* _Written instruction_:
Pull every line holding the string "Temp" from the records below.

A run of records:
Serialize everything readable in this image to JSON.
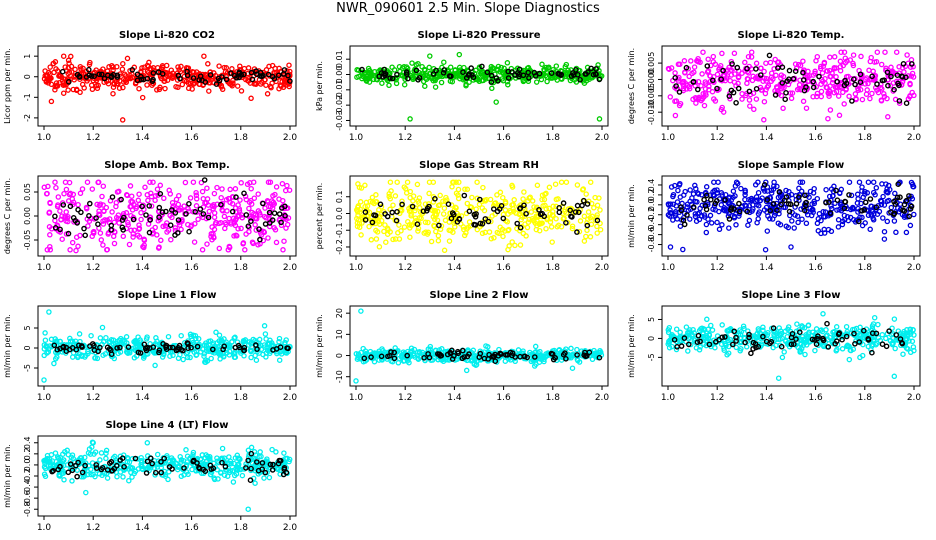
{
  "page_title": "NWR_090601  2.5 Min. Slope Diagnostics",
  "chart_data": [
    {
      "type": "scatter",
      "title": "Slope Li-820 CO2",
      "ylabel": "Licor ppm per min.",
      "color": "#ff0000",
      "xlim": [
        1.0,
        2.0
      ],
      "ylim": [
        -2.2,
        1.3
      ],
      "xticks": [
        1.0,
        1.2,
        1.4,
        1.6,
        1.8,
        2.0
      ],
      "xtick_labels": [
        "1.0",
        "1.2",
        "1.4",
        "1.6",
        "1.8",
        "2.0"
      ],
      "yticks": [
        -2,
        -1,
        0,
        1
      ],
      "ytick_labels": [
        "-2",
        "-1",
        "0",
        "1"
      ],
      "spread": 0.3,
      "black_spread": 0.15,
      "outliers": [
        [
          1.32,
          -2.1
        ],
        [
          1.03,
          -1.2
        ],
        [
          1.08,
          -0.8
        ],
        [
          1.67,
          -0.7
        ],
        [
          1.08,
          1.0
        ],
        [
          1.65,
          1.0
        ],
        [
          1.1,
          0.8
        ]
      ]
    },
    {
      "type": "scatter",
      "title": "Slope Li-820 Pressure",
      "ylabel": "kPa per min.",
      "color": "#00cc00",
      "xlim": [
        1.0,
        2.0
      ],
      "ylim": [
        -0.031,
        0.016
      ],
      "xticks": [
        1.0,
        1.2,
        1.4,
        1.6,
        1.8,
        2.0
      ],
      "xtick_labels": [
        "1.0",
        "1.2",
        "1.4",
        "1.6",
        "1.8",
        "2.0"
      ],
      "yticks": [
        -0.03,
        -0.02,
        -0.01,
        0.0,
        0.01
      ],
      "ytick_labels": [
        "-0.03",
        "-0.02",
        "-0.01",
        "0.00",
        "0.01"
      ],
      "spread": 0.003,
      "black_spread": 0.002,
      "outliers": [
        [
          1.22,
          -0.029
        ],
        [
          1.99,
          -0.029
        ],
        [
          1.57,
          -0.018
        ],
        [
          1.42,
          0.013
        ],
        [
          1.3,
          0.012
        ]
      ]
    },
    {
      "type": "scatter",
      "title": "Slope Li-820 Temp.",
      "ylabel": "degrees C per min.",
      "color": "#ff00ff",
      "xlim": [
        1.0,
        2.0
      ],
      "ylim": [
        -0.013,
        0.009
      ],
      "xticks": [
        1.0,
        1.2,
        1.4,
        1.6,
        1.8,
        2.0
      ],
      "xtick_labels": [
        "1.0",
        "1.2",
        "1.4",
        "1.6",
        "1.8",
        "2.0"
      ],
      "yticks": [
        -0.01,
        -0.005,
        0.0,
        0.005
      ],
      "ytick_labels": [
        "-0.010",
        "-0.005",
        "0.000",
        "0.005"
      ],
      "spread": 0.004,
      "black_spread": 0.003,
      "outliers": [
        [
          1.65,
          -0.012
        ],
        [
          1.03,
          -0.011
        ],
        [
          1.27,
          0.008
        ],
        [
          1.99,
          0.006
        ]
      ]
    },
    {
      "type": "scatter",
      "title": "Slope Amb. Box Temp.",
      "ylabel": "degrees C per min.",
      "color": "#ff00ff",
      "xlim": [
        1.0,
        2.0
      ],
      "ylim": [
        -0.075,
        0.075
      ],
      "xticks": [
        1.0,
        1.2,
        1.4,
        1.6,
        1.8,
        2.0
      ],
      "xtick_labels": [
        "1.0",
        "1.2",
        "1.4",
        "1.6",
        "1.8",
        "2.0"
      ],
      "yticks": [
        -0.05,
        0.0,
        0.05
      ],
      "ytick_labels": [
        "-0.05",
        "0.00",
        "0.05"
      ],
      "spread": 0.035,
      "black_spread": 0.025,
      "outliers": [
        [
          1.13,
          -0.072
        ],
        [
          1.22,
          0.07
        ],
        [
          1.87,
          -0.06
        ]
      ]
    },
    {
      "type": "scatter",
      "title": "Slope Gas Stream RH",
      "ylabel": "percent per min.",
      "color": "#ffff00",
      "xlim": [
        1.0,
        2.0
      ],
      "ylim": [
        -0.23,
        0.2
      ],
      "xticks": [
        1.0,
        1.2,
        1.4,
        1.6,
        1.8,
        2.0
      ],
      "xtick_labels": [
        "1.0",
        "1.2",
        "1.4",
        "1.6",
        "1.8",
        "2.0"
      ],
      "yticks": [
        -0.2,
        -0.1,
        0.0,
        0.1
      ],
      "ytick_labels": [
        "-0.2",
        "-0.1",
        "0.0",
        "0.1"
      ],
      "spread": 0.09,
      "black_spread": 0.05,
      "outliers": [
        [
          1.36,
          -0.22
        ],
        [
          1.9,
          0.17
        ]
      ]
    },
    {
      "type": "scatter",
      "title": "Slope Sample Flow",
      "ylabel": "ml/min per min.",
      "color": "#0000dd",
      "xlim": [
        1.0,
        2.0
      ],
      "ylim": [
        -0.95,
        0.5
      ],
      "xticks": [
        1.0,
        1.2,
        1.4,
        1.6,
        1.8,
        2.0
      ],
      "xtick_labels": [
        "1.0",
        "1.2",
        "1.4",
        "1.6",
        "1.8",
        "2.0"
      ],
      "yticks": [
        -0.8,
        -0.6,
        -0.4,
        -0.2,
        0.0,
        0.2,
        0.4
      ],
      "ytick_labels": [
        "-0.8",
        "-0.6",
        "-0.4",
        "-0.2",
        "0.0",
        "0.2",
        "0.4"
      ],
      "spread": 0.25,
      "black_spread": 0.15,
      "outliers": [
        [
          1.06,
          -0.9
        ],
        [
          1.01,
          -0.85
        ],
        [
          1.5,
          -0.85
        ],
        [
          1.99,
          0.45
        ]
      ]
    },
    {
      "type": "scatter",
      "title": "Slope Line 1 Flow",
      "ylabel": "ml/min per min.",
      "color": "#00eeee",
      "xlim": [
        1.0,
        2.0
      ],
      "ylim": [
        -8.5,
        9.5
      ],
      "xticks": [
        1.0,
        1.2,
        1.4,
        1.6,
        1.8,
        2.0
      ],
      "xtick_labels": [
        "1.0",
        "1.2",
        "1.4",
        "1.6",
        "1.8",
        "2.0"
      ],
      "yticks": [
        -5,
        0,
        5
      ],
      "ytick_labels": [
        "-5",
        "0",
        "5"
      ],
      "spread": 1.4,
      "black_spread": 0.5,
      "outliers": [
        [
          1.02,
          9.0
        ],
        [
          1.0,
          -8.0
        ]
      ]
    },
    {
      "type": "scatter",
      "title": "Slope Line 2 Flow",
      "ylabel": "ml/min per min.",
      "color": "#00eeee",
      "xlim": [
        1.0,
        2.0
      ],
      "ylim": [
        -12.5,
        21.5
      ],
      "xticks": [
        1.0,
        1.2,
        1.4,
        1.6,
        1.8,
        2.0
      ],
      "xtick_labels": [
        "1.0",
        "1.2",
        "1.4",
        "1.6",
        "1.8",
        "2.0"
      ],
      "yticks": [
        -10,
        0,
        10,
        20
      ],
      "ytick_labels": [
        "-10",
        "0",
        "10",
        "20"
      ],
      "spread": 1.5,
      "black_spread": 1.0,
      "outliers": [
        [
          1.02,
          21.0
        ],
        [
          1.0,
          -12.0
        ],
        [
          1.45,
          -7.0
        ],
        [
          1.88,
          -6.0
        ]
      ]
    },
    {
      "type": "scatter",
      "title": "Slope Line 3 Flow",
      "ylabel": "ml/min per min.",
      "color": "#00eeee",
      "xlim": [
        1.0,
        2.0
      ],
      "ylim": [
        -11.5,
        7.5
      ],
      "xticks": [
        1.0,
        1.2,
        1.4,
        1.6,
        1.8,
        2.0
      ],
      "xtick_labels": [
        "1.0",
        "1.2",
        "1.4",
        "1.6",
        "1.8",
        "2.0"
      ],
      "yticks": [
        -5,
        0,
        5
      ],
      "ytick_labels": [
        "-5",
        "0",
        "5"
      ],
      "spread": 1.8,
      "black_spread": 1.5,
      "outliers": [
        [
          1.45,
          -10.5
        ],
        [
          1.92,
          -10.0
        ],
        [
          1.63,
          6.5
        ],
        [
          1.78,
          -5.0
        ]
      ]
    },
    {
      "type": "scatter",
      "title": "Slope Line 4 (LT) Flow",
      "ylabel": "ml/min per min.",
      "color": "#00eeee",
      "xlim": [
        1.0,
        2.0
      ],
      "ylim": [
        -0.85,
        0.45
      ],
      "xticks": [
        1.0,
        1.2,
        1.4,
        1.6,
        1.8,
        2.0
      ],
      "xtick_labels": [
        "1.0",
        "1.2",
        "1.4",
        "1.6",
        "1.8",
        "2.0"
      ],
      "yticks": [
        -0.8,
        -0.6,
        -0.4,
        -0.2,
        0.0,
        0.2,
        0.4
      ],
      "ytick_labels": [
        "-0.8",
        "-0.6",
        "-0.4",
        "-0.2",
        "0.0",
        "0.2",
        "0.4"
      ],
      "spread": 0.12,
      "black_spread": 0.1,
      "outliers": [
        [
          1.83,
          -0.8
        ],
        [
          1.17,
          -0.5
        ],
        [
          1.42,
          0.4
        ],
        [
          1.2,
          0.4
        ]
      ]
    }
  ]
}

* _Output below_:
      "title": "Slope Li-820 Temp.",
      "title": "Slope Amb. Box Temp.",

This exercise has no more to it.